** Begin EXERCISE INPUTS **

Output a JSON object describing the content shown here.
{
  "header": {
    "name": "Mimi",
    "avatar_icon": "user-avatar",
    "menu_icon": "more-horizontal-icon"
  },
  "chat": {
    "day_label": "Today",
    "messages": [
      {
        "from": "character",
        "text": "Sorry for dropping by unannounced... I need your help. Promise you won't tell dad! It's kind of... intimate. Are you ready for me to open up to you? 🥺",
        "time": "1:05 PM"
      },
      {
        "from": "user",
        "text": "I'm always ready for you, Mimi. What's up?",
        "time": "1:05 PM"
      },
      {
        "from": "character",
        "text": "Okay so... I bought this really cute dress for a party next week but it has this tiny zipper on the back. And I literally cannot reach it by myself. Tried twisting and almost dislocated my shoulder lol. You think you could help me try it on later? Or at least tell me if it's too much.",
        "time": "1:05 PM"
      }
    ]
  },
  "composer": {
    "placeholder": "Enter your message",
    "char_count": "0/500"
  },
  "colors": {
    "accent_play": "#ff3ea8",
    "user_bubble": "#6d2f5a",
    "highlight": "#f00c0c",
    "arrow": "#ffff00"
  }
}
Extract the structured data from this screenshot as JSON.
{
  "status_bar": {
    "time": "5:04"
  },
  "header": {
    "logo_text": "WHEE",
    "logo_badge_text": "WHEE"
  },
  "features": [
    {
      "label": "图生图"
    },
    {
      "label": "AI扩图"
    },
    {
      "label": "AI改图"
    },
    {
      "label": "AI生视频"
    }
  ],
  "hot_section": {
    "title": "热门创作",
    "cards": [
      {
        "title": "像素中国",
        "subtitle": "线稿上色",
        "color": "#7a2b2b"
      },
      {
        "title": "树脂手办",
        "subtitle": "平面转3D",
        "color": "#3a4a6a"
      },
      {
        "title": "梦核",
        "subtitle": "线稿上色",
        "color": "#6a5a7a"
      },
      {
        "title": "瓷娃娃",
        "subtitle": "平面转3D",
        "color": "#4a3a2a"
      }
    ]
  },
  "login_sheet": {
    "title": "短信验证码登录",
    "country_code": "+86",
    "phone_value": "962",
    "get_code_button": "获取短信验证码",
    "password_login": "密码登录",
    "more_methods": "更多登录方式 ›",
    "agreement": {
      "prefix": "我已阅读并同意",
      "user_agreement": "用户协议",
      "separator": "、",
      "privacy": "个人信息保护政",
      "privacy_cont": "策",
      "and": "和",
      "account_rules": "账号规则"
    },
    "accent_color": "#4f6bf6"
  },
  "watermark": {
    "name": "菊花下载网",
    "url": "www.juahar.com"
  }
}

** End EXERCISE INPUTS **

* [PROBLEM DETAILS]
All of the entries above need to be reproduced exactly.

* [THE RESPONSE]
Output a JSON object describing the content shown here.
{
  "header": {
    "name": "Mimi",
    "avatar_icon": "user-avatar",
    "menu_icon": "more-horizontal-icon"
  },
  "chat": {
    "day_label": "Today",
    "messages": [
      {
        "from": "character",
        "text": "Sorry for dropping by unannounced... I need your help. Promise you won't tell dad! It's kind of... intimate. Are you ready for me to open up to you? 🥺",
        "time": "1:05 PM"
      },
      {
        "from": "user",
        "text": "I'm always ready for you, Mimi. What's up?",
        "time": "1:05 PM"
      },
      {
        "from": "character",
        "text": "Okay so... I bought this really cute dress for a party next week but it has this tiny zipper on the back. And I literally cannot reach it by myself. Tried twisting and almost dislocated my shoulder lol. You think you could help me try it on later? Or at least tell me if it's too much.",
        "time": "1:05 PM"
      }
    ]
  },
  "composer": {
    "placeholder": "Enter your message",
    "char_count": "0/500"
  },
  "colors": {
    "accent_play": "#ff3ea8",
    "user_bubble": "#6d2f5a",
    "highlight": "#f00c0c",
    "arrow": "#ffff00"
  }
}
Extract the structured data from this screenshot as JSON.
{
  "status_bar": {
    "time": "5:04"
  },
  "header": {
    "logo_text": "WHEE",
    "logo_badge_text": "WHEE"
  },
  "features": [
    {
      "label": "图生图"
    },
    {
      "label": "AI扩图"
    },
    {
      "label": "AI改图"
    },
    {
      "label": "AI生视频"
    }
  ],
  "hot_section": {
    "title": "热门创作",
    "cards": [
      {
        "title": "像素中国",
        "subtitle": "线稿上色",
        "color": "#7a2b2b"
      },
      {
        "title": "树脂手办",
        "subtitle": "平面转3D",
        "color": "#3a4a6a"
      },
      {
        "title": "梦核",
        "subtitle": "线稿上色",
        "color": "#6a5a7a"
      },
      {
        "title": "瓷娃娃",
        "subtitle": "平面转3D",
        "color": "#4a3a2a"
      }
    ]
  },
  "login_sheet": {
    "title": "短信验证码登录",
    "country_code": "+86",
    "phone_value": "962",
    "get_code_button": "获取短信验证码",
    "password_login": "密码登录",
    "more_methods": "更多登录方式 ›",
    "agreement": {
      "prefix": "我已阅读并同意",
      "user_agreement": "用户协议",
      "separator": "、",
      "privacy": "个人信息保护政",
      "privacy_cont": "策",
      "and": "和",
      "account_rules": "账号规则"
    },
    "accent_color": "#4f6bf6"
  },
  "watermark": {
    "name": "菊花下载网",
    "url": "www.juahar.com"
  }
}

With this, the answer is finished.